Source extract:
────────────────

Find if a string is unique or not

I want to use hashtable to find unique characters as it seems more efficient to me so for example, hello in hashtable would be=> {h:1,e:1,l:2,o:1} & since value is more than 1 then string isnt unique. I know I can do ascii way of counting unique characters but I want to implement the hashtable way.
Please note, I do not want a regex implementation.
static void findHashUnique(String str)
{
Hashtable<Character, Integer> ht = new Hashtable<Character, Integer>();
for(int i=0;i<str.length();i++)
{
int cnt=1;
if(!ht.containsKey(str.charAt(i)))
{
ht.put(str.charAt(i), cnt);
}
}
System.out.print(ht);
}
I am stuck at the part of how will I first initialize the hashtable & also check if value exists then increment. In case of 'l' it will increment to 2 instead of being 1 since the key is the same.
Also Is this solution efficient?
Here's my approach.
String string = "hello";
Hashtable<Character, Integer> map = new Hashtable<>();
for (int i = 0; i < string.length(); i++) {
char c = string.charAt(i);
if (map.containsKey(c)) {
map.put(c, map.get(c) + 1);
} else {
map.put(c, 1);
}
}
System.out.println(map);
Output: {e=1, o=1, l=2, h=1}
Well, I don't know exactly what character encodings you will be examining, but if you are constraining yourself to only ASCII characters, you can use a simple array of 128 elements.
public static String uniqueLetters(String s) {
// storage for ascii characters
char[] letters = new char[128];
// mark counts of all letters
for(int i = 0; i < s.length(); i++) {
letters[ (int)s.charAt(i) ]++;
}
// find unique letters
String uniques = "";
for(int i = 0; i < letters.length; i++) {
if ( letters[i] == 1 ) {
uniques += Character.toString( (char)letters[i] );
}
}
return uniques;
}
To "fix" your code, use a HashSet<Character>, which uses a Hashtable internally, but you don't have to know or worry about that. Just keep adding the chars to the set and you'll be left with a unique set of chars at the end.

────────────────

Information given:
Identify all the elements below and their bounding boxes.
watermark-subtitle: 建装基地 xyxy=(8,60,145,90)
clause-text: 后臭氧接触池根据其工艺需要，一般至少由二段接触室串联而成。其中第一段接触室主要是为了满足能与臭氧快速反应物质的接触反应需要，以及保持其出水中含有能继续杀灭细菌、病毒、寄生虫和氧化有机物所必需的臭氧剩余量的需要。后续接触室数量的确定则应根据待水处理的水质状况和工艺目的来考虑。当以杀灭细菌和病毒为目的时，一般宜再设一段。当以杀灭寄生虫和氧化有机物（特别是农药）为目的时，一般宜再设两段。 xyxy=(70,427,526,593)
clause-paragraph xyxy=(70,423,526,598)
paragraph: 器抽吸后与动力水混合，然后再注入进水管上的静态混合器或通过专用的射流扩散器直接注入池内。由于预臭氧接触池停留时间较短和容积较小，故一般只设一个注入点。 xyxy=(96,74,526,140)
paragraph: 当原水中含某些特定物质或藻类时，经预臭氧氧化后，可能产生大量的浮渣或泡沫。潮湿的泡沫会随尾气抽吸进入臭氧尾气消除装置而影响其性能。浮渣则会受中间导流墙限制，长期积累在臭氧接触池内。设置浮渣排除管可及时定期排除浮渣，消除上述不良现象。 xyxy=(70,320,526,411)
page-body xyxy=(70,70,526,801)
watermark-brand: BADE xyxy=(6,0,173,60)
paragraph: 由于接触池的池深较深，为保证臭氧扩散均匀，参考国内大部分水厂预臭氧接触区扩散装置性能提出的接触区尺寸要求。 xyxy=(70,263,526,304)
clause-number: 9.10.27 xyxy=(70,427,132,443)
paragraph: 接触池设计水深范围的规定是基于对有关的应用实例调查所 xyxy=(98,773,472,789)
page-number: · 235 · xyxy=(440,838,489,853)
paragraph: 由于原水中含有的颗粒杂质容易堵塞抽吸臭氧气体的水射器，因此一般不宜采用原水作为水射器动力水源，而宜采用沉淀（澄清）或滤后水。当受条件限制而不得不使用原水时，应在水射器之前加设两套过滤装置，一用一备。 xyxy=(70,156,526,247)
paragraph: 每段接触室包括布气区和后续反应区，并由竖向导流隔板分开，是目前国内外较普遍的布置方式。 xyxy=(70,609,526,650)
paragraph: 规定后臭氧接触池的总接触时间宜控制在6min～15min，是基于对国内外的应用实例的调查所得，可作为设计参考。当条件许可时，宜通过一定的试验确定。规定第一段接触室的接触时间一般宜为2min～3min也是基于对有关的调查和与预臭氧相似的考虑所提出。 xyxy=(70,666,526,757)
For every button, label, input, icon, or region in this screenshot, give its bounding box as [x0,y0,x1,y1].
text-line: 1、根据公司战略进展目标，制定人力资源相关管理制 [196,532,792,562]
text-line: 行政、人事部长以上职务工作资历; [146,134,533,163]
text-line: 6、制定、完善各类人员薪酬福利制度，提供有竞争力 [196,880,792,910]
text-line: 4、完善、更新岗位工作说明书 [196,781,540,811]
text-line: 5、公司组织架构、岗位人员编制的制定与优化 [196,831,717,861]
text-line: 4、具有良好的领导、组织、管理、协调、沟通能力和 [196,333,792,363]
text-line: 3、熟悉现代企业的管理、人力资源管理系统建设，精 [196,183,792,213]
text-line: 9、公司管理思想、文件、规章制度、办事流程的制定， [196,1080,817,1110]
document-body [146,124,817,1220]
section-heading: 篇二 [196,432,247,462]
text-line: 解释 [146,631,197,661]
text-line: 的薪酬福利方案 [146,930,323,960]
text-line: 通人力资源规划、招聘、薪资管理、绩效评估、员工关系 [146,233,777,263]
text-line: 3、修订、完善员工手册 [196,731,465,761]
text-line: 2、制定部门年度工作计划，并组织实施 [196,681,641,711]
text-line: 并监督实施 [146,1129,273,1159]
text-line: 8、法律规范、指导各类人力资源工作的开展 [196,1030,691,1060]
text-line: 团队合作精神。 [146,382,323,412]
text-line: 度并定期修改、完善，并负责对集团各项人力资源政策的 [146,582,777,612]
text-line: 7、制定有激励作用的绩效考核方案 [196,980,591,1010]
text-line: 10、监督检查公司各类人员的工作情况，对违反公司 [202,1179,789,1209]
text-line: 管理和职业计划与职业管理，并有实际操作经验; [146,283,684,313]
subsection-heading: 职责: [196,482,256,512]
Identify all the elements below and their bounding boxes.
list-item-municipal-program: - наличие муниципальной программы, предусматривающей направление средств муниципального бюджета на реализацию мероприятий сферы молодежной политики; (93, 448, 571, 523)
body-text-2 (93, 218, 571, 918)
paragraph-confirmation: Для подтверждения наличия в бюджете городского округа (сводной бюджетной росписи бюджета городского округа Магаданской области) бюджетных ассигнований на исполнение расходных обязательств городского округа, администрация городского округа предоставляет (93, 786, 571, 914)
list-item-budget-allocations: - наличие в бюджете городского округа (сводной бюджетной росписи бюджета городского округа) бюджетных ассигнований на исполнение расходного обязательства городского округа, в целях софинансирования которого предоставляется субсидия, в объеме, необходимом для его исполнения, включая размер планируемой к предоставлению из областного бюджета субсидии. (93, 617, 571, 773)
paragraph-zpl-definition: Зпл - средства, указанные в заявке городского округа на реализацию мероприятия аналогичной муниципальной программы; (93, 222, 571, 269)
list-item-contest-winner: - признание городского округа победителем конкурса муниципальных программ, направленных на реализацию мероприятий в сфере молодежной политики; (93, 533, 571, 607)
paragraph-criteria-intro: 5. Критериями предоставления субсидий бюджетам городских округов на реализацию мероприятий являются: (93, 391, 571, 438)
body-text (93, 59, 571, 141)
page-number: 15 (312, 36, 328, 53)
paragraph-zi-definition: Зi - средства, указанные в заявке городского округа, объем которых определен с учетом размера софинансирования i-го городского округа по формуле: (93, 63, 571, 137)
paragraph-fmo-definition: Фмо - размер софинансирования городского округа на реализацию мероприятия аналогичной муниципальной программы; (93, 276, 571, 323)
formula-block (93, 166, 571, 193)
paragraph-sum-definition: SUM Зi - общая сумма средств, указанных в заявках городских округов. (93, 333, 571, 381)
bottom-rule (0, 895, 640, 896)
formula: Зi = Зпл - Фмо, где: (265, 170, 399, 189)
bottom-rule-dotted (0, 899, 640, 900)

────────────────

Things to do:
(1) Render the sentence "Please note, I do not want a regex implementation." from the string-uniqueness discussion into Spanish.
(2) Decide whether each statement agrees with the string-uniqueness discussion. Answer yes or no, and quote the words of the discussion that settle it.
(a) For ASCII characters only, an array of 128 elements can be used.
(b) The asker wants a regex implementation.
(c) The printed output for "hello" gives l a count of 1.
(3) Write out the part of the string-uniqueness discussion between "I want to use" and "if(!ht.containsKey(str.charAt(i)))", inclusive.
The listing has no connection to the string-uniqueness discussion.

Your written answers:
(1) Tenga en cuenta que no quiero una implementación con expresiones regulares.

(2)
(a) Yes: "you can use a simple array of 128 elements."
(b) No: "I do not want a regex implementation."
(c) No: "Output: {e=1, o=1, l=2, h=1}"

(3)
I want to use hashtable to find unique characters as it seems more efficient to me so for example, hello in hashtable would be=> {h:1,e:1,l:2,o:1} & since value is more than 1 then string isnt unique. I know I can do ascii way of counting unique characters but I want to implement the hashtable way.
Please note, I do not want a regex implementation.
static void findHashUnique(String str)
{
Hashtable<Character, Integer> ht = new Hashtable<Character, Integer>();
for(int i=0;i<str.length();i++)
{
int cnt=1;
if(!ht.containsKey(str.charAt(i)))